> _THE TASK_
Tally up the lines below that include the word "証明年月日が資料提出日の". Answer with the number alone.

> _INFORMATION SUPPLIED_
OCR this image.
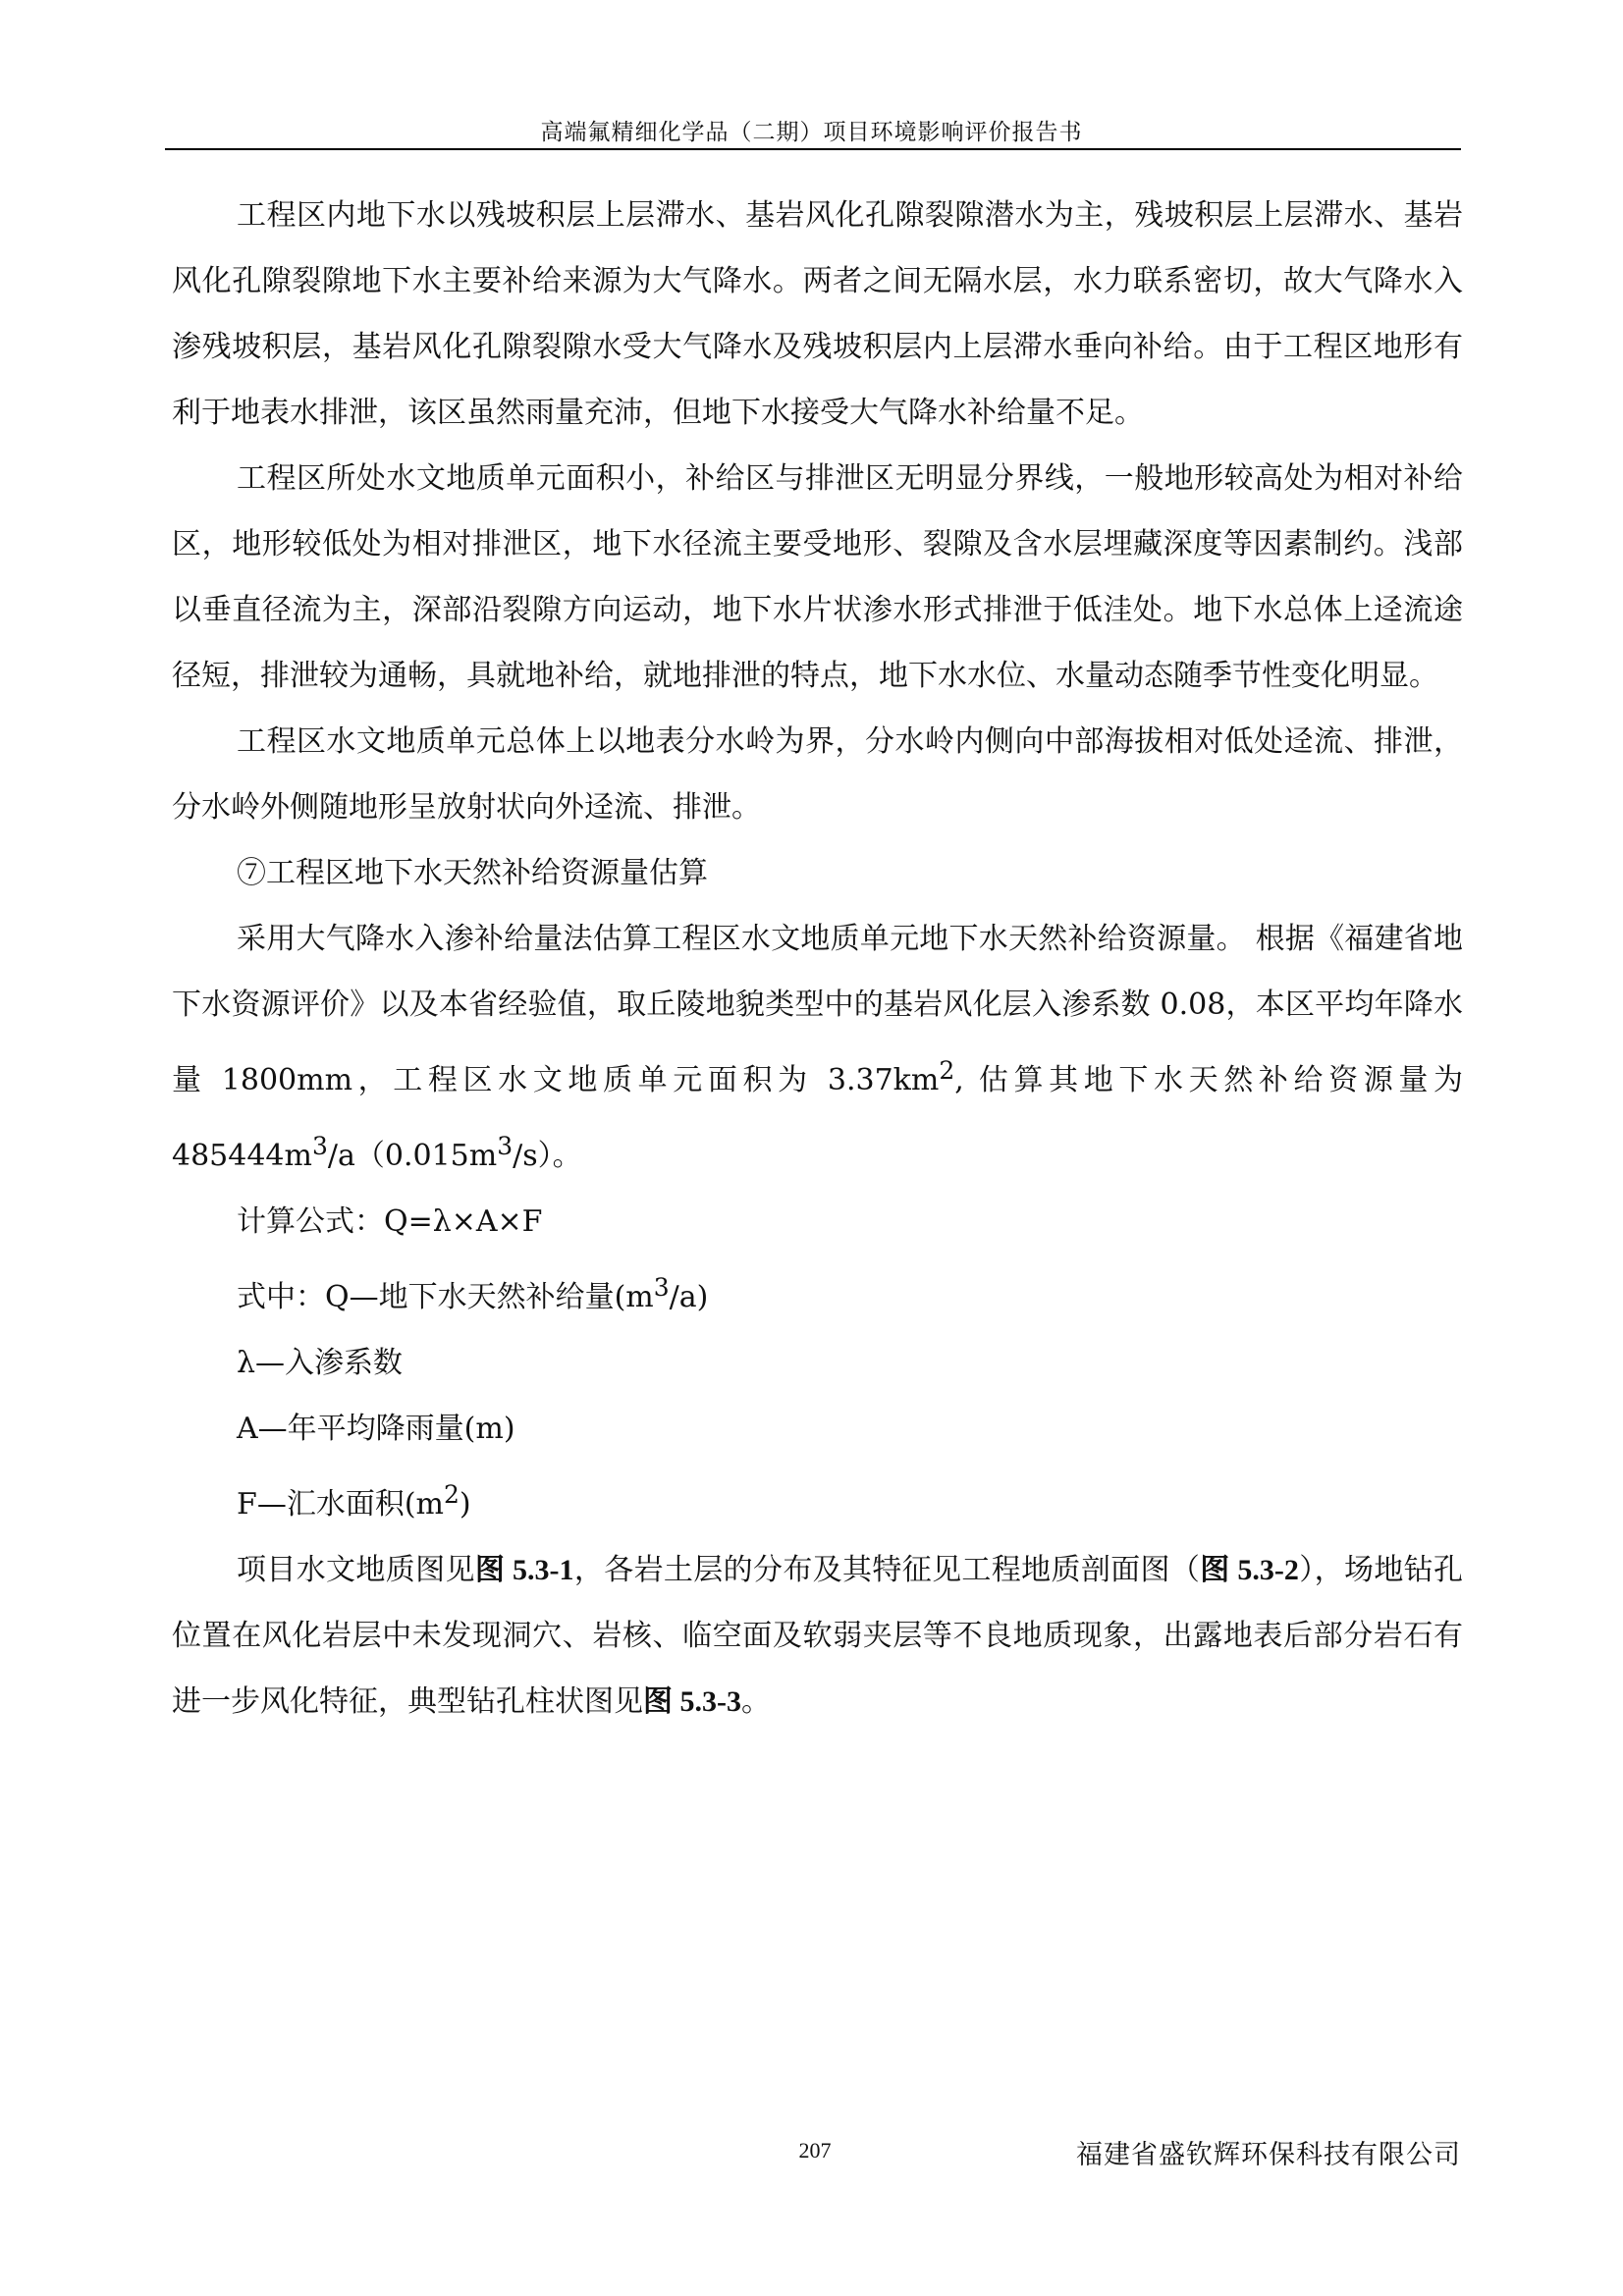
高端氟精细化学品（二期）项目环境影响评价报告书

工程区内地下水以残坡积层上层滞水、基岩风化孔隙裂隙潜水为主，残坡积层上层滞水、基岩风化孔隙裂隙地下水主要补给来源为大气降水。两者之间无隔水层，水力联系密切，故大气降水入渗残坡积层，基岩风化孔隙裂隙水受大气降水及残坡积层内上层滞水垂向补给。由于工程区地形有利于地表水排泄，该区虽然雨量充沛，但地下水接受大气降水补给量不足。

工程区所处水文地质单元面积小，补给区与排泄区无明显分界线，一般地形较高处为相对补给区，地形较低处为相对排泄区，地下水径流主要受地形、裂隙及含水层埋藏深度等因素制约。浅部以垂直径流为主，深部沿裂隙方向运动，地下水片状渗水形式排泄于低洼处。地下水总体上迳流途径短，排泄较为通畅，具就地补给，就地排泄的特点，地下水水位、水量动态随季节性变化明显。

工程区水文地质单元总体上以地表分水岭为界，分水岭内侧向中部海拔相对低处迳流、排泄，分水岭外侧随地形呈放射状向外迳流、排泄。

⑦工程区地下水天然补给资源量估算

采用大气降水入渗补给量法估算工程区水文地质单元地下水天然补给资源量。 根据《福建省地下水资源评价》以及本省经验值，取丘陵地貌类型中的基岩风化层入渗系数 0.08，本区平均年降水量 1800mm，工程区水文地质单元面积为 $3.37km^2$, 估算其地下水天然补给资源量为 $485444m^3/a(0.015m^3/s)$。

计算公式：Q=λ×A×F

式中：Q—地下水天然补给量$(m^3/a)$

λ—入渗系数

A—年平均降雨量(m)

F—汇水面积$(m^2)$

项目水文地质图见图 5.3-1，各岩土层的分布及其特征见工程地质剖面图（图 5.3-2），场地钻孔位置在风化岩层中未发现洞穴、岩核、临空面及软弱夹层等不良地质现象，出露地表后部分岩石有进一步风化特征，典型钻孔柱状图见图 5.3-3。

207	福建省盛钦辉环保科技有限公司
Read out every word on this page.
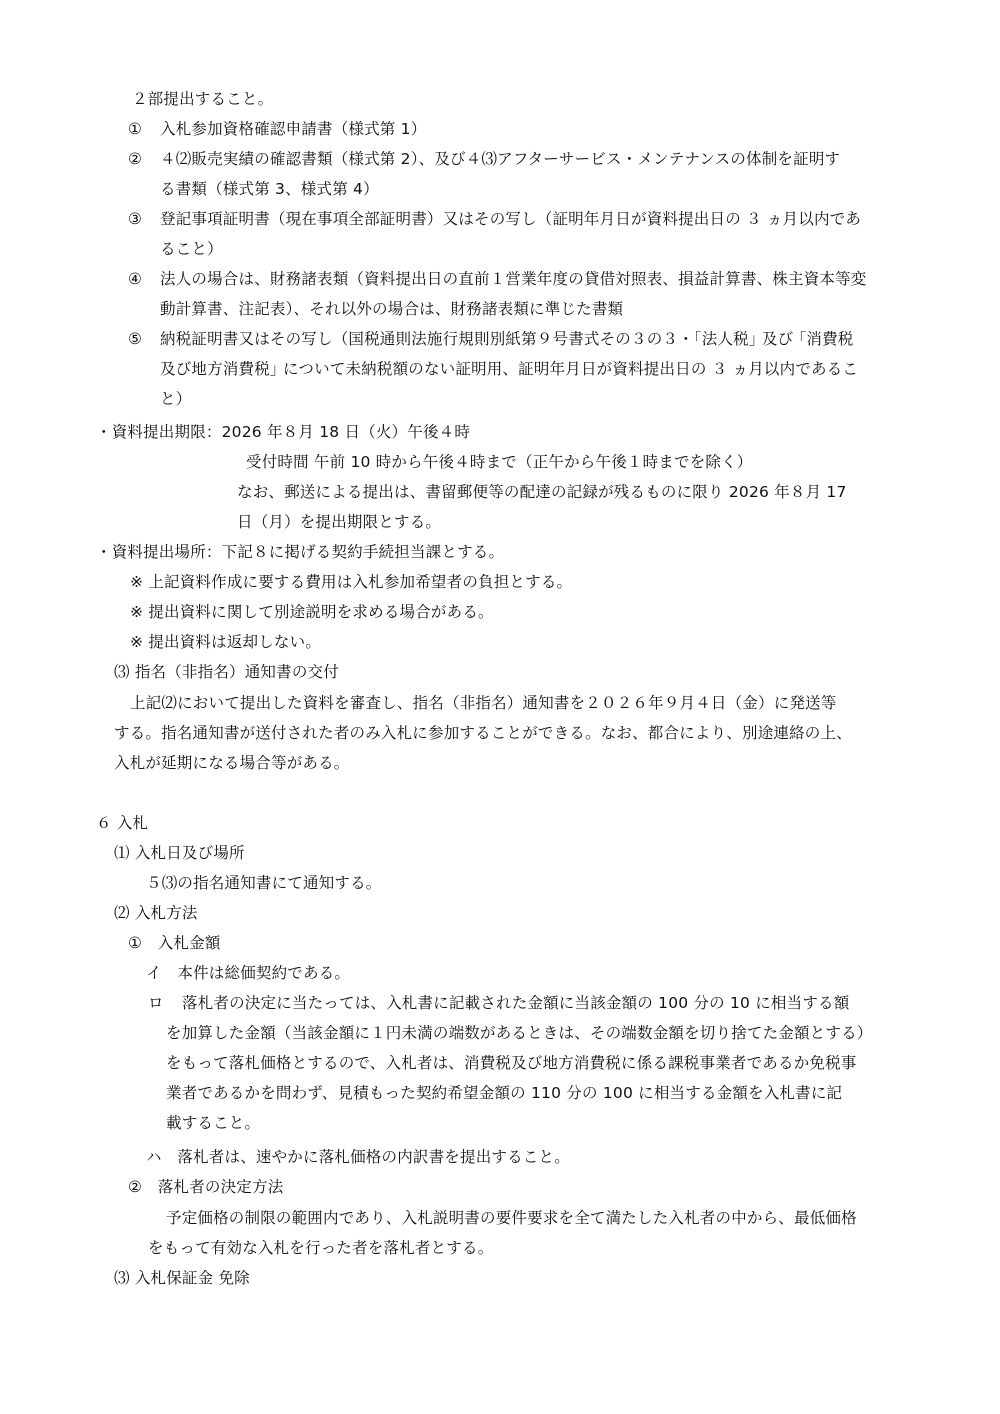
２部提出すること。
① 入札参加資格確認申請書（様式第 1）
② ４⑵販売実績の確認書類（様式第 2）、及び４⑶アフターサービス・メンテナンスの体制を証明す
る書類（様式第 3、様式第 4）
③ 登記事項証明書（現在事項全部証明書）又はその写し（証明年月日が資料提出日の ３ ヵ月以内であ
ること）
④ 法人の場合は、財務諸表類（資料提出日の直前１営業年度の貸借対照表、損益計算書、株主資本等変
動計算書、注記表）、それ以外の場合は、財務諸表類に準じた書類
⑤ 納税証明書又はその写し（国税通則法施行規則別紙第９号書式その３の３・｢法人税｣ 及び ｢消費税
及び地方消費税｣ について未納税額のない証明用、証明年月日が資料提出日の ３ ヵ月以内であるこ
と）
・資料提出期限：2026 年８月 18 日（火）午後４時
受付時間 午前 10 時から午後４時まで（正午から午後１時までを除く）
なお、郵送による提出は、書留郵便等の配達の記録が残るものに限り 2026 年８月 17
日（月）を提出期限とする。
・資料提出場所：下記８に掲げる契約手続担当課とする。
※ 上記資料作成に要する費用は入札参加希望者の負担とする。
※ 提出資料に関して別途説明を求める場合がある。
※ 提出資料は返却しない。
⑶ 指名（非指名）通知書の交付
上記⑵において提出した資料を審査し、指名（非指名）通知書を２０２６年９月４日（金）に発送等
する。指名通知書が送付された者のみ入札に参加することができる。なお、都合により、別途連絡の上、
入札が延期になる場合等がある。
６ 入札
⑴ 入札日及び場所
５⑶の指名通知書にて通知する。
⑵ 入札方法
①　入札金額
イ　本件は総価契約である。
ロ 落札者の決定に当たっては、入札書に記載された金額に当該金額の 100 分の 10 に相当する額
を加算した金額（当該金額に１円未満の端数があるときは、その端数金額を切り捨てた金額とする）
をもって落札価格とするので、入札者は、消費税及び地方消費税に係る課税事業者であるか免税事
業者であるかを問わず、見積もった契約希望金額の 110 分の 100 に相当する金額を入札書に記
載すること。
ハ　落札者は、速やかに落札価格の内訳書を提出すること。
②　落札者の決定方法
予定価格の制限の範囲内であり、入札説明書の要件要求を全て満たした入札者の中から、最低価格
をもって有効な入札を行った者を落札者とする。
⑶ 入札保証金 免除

> _SOLUTION TO THIS EXERCISE_
2